Task description —
Print each of the entries exactly, leaving nothing out.

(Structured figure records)
☆ ☆ ☆ ☆ ☆

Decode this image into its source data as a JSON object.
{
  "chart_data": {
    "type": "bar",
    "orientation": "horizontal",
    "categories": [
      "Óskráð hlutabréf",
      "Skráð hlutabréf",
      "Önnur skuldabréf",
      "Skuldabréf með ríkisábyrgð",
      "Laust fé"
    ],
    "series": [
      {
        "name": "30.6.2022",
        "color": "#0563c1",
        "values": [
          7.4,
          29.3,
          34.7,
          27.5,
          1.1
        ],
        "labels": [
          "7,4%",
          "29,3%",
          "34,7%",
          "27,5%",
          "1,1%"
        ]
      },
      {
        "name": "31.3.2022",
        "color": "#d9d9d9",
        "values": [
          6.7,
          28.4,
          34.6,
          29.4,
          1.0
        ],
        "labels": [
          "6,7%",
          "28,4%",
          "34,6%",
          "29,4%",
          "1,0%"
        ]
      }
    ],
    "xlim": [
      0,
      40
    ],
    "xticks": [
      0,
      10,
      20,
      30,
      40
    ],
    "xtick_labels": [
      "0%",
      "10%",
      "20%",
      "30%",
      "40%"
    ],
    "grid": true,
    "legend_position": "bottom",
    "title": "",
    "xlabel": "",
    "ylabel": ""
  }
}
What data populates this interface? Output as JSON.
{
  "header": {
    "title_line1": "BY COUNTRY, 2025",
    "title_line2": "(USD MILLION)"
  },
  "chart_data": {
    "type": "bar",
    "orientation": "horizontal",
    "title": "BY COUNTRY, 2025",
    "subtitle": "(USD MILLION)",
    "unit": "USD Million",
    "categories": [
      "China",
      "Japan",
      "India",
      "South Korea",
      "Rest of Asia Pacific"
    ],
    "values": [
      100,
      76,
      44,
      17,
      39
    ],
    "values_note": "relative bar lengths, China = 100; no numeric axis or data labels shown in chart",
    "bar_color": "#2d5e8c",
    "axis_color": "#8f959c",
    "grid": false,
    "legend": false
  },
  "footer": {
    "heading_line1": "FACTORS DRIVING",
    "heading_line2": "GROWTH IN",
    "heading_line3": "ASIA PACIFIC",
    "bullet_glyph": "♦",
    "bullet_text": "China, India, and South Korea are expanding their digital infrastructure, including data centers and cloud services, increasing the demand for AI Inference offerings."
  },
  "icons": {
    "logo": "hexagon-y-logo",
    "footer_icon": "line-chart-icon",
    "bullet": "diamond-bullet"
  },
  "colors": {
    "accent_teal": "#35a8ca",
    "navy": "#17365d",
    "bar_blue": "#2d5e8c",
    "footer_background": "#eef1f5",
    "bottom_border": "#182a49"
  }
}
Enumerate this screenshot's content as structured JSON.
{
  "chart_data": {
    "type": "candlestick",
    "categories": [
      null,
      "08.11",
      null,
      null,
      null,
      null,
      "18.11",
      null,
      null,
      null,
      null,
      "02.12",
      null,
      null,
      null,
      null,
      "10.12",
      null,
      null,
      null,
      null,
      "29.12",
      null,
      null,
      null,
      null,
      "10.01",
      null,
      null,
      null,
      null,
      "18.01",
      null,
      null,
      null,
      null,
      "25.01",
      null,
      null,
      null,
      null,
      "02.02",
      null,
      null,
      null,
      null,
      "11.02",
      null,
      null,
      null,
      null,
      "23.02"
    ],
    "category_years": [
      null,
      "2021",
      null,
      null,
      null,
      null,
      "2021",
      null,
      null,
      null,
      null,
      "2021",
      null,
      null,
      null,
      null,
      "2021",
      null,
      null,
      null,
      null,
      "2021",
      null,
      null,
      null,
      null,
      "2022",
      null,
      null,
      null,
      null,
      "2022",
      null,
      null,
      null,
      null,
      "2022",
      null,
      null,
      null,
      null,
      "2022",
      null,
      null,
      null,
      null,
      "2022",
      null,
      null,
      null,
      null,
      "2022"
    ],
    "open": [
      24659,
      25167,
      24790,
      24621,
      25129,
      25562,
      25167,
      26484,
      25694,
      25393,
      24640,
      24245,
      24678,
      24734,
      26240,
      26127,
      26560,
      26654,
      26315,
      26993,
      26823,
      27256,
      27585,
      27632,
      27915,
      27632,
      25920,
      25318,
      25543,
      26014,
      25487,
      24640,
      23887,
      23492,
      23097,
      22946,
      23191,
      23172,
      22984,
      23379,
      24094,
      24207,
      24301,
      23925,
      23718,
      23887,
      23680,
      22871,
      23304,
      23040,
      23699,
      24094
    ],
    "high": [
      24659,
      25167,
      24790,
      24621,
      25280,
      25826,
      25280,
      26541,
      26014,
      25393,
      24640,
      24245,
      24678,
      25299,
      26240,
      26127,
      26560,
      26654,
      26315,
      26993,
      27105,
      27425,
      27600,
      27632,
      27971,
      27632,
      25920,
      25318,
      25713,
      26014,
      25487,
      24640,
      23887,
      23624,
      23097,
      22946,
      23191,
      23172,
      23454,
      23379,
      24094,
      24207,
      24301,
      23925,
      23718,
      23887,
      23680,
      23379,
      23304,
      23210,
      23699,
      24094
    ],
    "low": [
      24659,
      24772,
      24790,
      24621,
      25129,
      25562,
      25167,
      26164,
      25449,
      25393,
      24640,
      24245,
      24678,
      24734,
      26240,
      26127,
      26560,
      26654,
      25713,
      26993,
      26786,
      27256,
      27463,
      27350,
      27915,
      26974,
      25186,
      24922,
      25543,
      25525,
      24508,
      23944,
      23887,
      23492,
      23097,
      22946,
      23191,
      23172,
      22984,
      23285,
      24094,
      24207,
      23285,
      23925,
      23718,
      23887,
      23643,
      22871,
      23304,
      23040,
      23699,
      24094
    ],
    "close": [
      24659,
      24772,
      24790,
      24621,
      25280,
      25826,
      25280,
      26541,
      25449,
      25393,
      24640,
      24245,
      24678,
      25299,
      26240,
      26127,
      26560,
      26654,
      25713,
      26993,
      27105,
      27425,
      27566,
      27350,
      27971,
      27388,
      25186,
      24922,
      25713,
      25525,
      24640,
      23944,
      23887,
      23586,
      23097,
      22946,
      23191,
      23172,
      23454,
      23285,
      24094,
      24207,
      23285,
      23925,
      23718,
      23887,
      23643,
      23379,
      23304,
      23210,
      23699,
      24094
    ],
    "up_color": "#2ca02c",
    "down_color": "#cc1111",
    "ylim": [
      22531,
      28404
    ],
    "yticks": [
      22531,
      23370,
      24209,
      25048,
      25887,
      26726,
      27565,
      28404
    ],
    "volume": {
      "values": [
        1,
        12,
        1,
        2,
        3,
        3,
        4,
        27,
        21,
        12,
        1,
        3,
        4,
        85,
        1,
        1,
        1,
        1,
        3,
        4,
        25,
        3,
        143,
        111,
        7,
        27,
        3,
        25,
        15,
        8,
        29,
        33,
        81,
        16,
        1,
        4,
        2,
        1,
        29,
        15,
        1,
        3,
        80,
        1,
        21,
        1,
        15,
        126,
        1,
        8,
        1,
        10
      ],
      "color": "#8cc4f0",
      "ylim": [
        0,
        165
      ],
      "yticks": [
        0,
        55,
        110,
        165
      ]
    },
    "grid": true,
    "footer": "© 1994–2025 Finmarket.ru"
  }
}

☆ ☆ ☆ ☆ ☆

Expected answer —
Decode this image into its source data as a JSON object.
{
  "chart_data": {
    "type": "bar",
    "orientation": "horizontal",
    "categories": [
      "Óskráð hlutabréf",
      "Skráð hlutabréf",
      "Önnur skuldabréf",
      "Skuldabréf með ríkisábyrgð",
      "Laust fé"
    ],
    "series": [
      {
        "name": "30.6.2022",
        "color": "#0563c1",
        "values": [
          7.4,
          29.3,
          34.7,
          27.5,
          1.1
        ],
        "labels": [
          "7,4%",
          "29,3%",
          "34,7%",
          "27,5%",
          "1,1%"
        ]
      },
      {
        "name": "31.3.2022",
        "color": "#d9d9d9",
        "values": [
          6.7,
          28.4,
          34.6,
          29.4,
          1.0
        ],
        "labels": [
          "6,7%",
          "28,4%",
          "34,6%",
          "29,4%",
          "1,0%"
        ]
      }
    ],
    "xlim": [
      0,
      40
    ],
    "xticks": [
      0,
      10,
      20,
      30,
      40
    ],
    "xtick_labels": [
      "0%",
      "10%",
      "20%",
      "30%",
      "40%"
    ],
    "grid": true,
    "legend_position": "bottom",
    "title": "",
    "xlabel": "",
    "ylabel": ""
  }
}
What data populates this interface? Output as JSON.
{
  "header": {
    "title_line1": "BY COUNTRY, 2025",
    "title_line2": "(USD MILLION)"
  },
  "chart_data": {
    "type": "bar",
    "orientation": "horizontal",
    "title": "BY COUNTRY, 2025",
    "subtitle": "(USD MILLION)",
    "unit": "USD Million",
    "categories": [
      "China",
      "Japan",
      "India",
      "South Korea",
      "Rest of Asia Pacific"
    ],
    "values": [
      100,
      76,
      44,
      17,
      39
    ],
    "values_note": "relative bar lengths, China = 100; no numeric axis or data labels shown in chart",
    "bar_color": "#2d5e8c",
    "axis_color": "#8f959c",
    "grid": false,
    "legend": false
  },
  "footer": {
    "heading_line1": "FACTORS DRIVING",
    "heading_line2": "GROWTH IN",
    "heading_line3": "ASIA PACIFIC",
    "bullet_glyph": "♦",
    "bullet_text": "China, India, and South Korea are expanding their digital infrastructure, including data centers and cloud services, increasing the demand for AI Inference offerings."
  },
  "icons": {
    "logo": "hexagon-y-logo",
    "footer_icon": "line-chart-icon",
    "bullet": "diamond-bullet"
  },
  "colors": {
    "accent_teal": "#35a8ca",
    "navy": "#17365d",
    "bar_blue": "#2d5e8c",
    "footer_background": "#eef1f5",
    "bottom_border": "#182a49"
  }
}
Enumerate this screenshot's content as structured JSON.
{
  "chart_data": {
    "type": "candlestick",
    "categories": [
      null,
      "08.11",
      null,
      null,
      null,
      null,
      "18.11",
      null,
      null,
      null,
      null,
      "02.12",
      null,
      null,
      null,
      null,
      "10.12",
      null,
      null,
      null,
      null,
      "29.12",
      null,
      null,
      null,
      null,
      "10.01",
      null,
      null,
      null,
      null,
      "18.01",
      null,
      null,
      null,
      null,
      "25.01",
      null,
      null,
      null,
      null,
      "02.02",
      null,
      null,
      null,
      null,
      "11.02",
      null,
      null,
      null,
      null,
      "23.02"
    ],
    "category_years": [
      null,
      "2021",
      null,
      null,
      null,
      null,
      "2021",
      null,
      null,
      null,
      null,
      "2021",
      null,
      null,
      null,
      null,
      "2021",
      null,
      null,
      null,
      null,
      "2021",
      null,
      null,
      null,
      null,
      "2022",
      null,
      null,
      null,
      null,
      "2022",
      null,
      null,
      null,
      null,
      "2022",
      null,
      null,
      null,
      null,
      "2022",
      null,
      null,
      null,
      null,
      "2022",
      null,
      null,
      null,
      null,
      "2022"
    ],
    "open": [
      24659,
      25167,
      24790,
      24621,
      25129,
      25562,
      25167,
      26484,
      25694,
      25393,
      24640,
      24245,
      24678,
      24734,
      26240,
      26127,
      26560,
      26654,
      26315,
      26993,
      26823,
      27256,
      27585,
      27632,
      27915,
      27632,
      25920,
      25318,
      25543,
      26014,
      25487,
      24640,
      23887,
      23492,
      23097,
      22946,
      23191,
      23172,
      22984,
      23379,
      24094,
      24207,
      24301,
      23925,
      23718,
      23887,
      23680,
      22871,
      23304,
      23040,
      23699,
      24094
    ],
    "high": [
      24659,
      25167,
      24790,
      24621,
      25280,
      25826,
      25280,
      26541,
      26014,
      25393,
      24640,
      24245,
      24678,
      25299,
      26240,
      26127,
      26560,
      26654,
      26315,
      26993,
      27105,
      27425,
      27600,
      27632,
      27971,
      27632,
      25920,
      25318,
      25713,
      26014,
      25487,
      24640,
      23887,
      23624,
      23097,
      22946,
      23191,
      23172,
      23454,
      23379,
      24094,
      24207,
      24301,
      23925,
      23718,
      23887,
      23680,
      23379,
      23304,
      23210,
      23699,
      24094
    ],
    "low": [
      24659,
      24772,
      24790,
      24621,
      25129,
      25562,
      25167,
      26164,
      25449,
      25393,
      24640,
      24245,
      24678,
      24734,
      26240,
      26127,
      26560,
      26654,
      25713,
      26993,
      26786,
      27256,
      27463,
      27350,
      27915,
      26974,
      25186,
      24922,
      25543,
      25525,
      24508,
      23944,
      23887,
      23492,
      23097,
      22946,
      23191,
      23172,
      22984,
      23285,
      24094,
      24207,
      23285,
      23925,
      23718,
      23887,
      23643,
      22871,
      23304,
      23040,
      23699,
      24094
    ],
    "close": [
      24659,
      24772,
      24790,
      24621,
      25280,
      25826,
      25280,
      26541,
      25449,
      25393,
      24640,
      24245,
      24678,
      25299,
      26240,
      26127,
      26560,
      26654,
      25713,
      26993,
      27105,
      27425,
      27566,
      27350,
      27971,
      27388,
      25186,
      24922,
      25713,
      25525,
      24640,
      23944,
      23887,
      23586,
      23097,
      22946,
      23191,
      23172,
      23454,
      23285,
      24094,
      24207,
      23285,
      23925,
      23718,
      23887,
      23643,
      23379,
      23304,
      23210,
      23699,
      24094
    ],
    "up_color": "#2ca02c",
    "down_color": "#cc1111",
    "ylim": [
      22531,
      28404
    ],
    "yticks": [
      22531,
      23370,
      24209,
      25048,
      25887,
      26726,
      27565,
      28404
    ],
    "volume": {
      "values": [
        1,
        12,
        1,
        2,
        3,
        3,
        4,
        27,
        21,
        12,
        1,
        3,
        4,
        85,
        1,
        1,
        1,
        1,
        3,
        4,
        25,
        3,
        143,
        111,
        7,
        27,
        3,
        25,
        15,
        8,
        29,
        33,
        81,
        16,
        1,
        4,
        2,
        1,
        29,
        15,
        1,
        3,
        80,
        1,
        21,
        1,
        15,
        126,
        1,
        8,
        1,
        10
      ],
      "color": "#8cc4f0",
      "ylim": [
        0,
        165
      ],
      "yticks": [
        0,
        55,
        110,
        165
      ]
    },
    "grid": true,
    "footer": "© 1994–2025 Finmarket.ru"
  }
}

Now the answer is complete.